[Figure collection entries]

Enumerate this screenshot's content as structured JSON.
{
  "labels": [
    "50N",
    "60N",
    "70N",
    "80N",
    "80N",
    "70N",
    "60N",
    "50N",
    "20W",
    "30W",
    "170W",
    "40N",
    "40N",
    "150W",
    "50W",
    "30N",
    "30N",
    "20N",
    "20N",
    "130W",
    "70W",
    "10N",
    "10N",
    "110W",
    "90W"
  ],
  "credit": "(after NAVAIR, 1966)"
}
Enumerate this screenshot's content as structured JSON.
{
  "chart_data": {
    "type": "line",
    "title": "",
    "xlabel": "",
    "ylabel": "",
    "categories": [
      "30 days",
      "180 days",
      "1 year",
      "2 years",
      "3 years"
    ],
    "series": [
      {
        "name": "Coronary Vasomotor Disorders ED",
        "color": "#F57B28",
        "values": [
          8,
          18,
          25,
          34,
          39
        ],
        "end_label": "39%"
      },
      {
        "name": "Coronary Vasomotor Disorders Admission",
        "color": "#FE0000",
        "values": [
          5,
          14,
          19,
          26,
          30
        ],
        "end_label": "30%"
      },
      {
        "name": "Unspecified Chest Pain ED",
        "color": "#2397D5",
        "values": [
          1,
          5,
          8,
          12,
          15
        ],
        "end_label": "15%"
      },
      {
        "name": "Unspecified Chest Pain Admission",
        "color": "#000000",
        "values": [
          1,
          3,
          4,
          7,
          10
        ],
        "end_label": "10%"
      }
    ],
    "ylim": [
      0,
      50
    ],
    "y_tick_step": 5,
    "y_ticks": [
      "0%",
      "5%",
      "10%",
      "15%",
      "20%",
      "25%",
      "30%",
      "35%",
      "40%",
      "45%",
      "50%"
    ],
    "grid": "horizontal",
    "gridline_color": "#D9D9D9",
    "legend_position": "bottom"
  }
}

Given problem – Pull every line containing the word "name" out of the material and copy it.

Task response –
        "name": "Coronary Vasomotor Disorders ED",
        "name": "Coronary Vasomotor Disorders Admission",
        "name": "Unspecified Chest Pain ED",
        "name": "Unspecified Chest Pain Admission",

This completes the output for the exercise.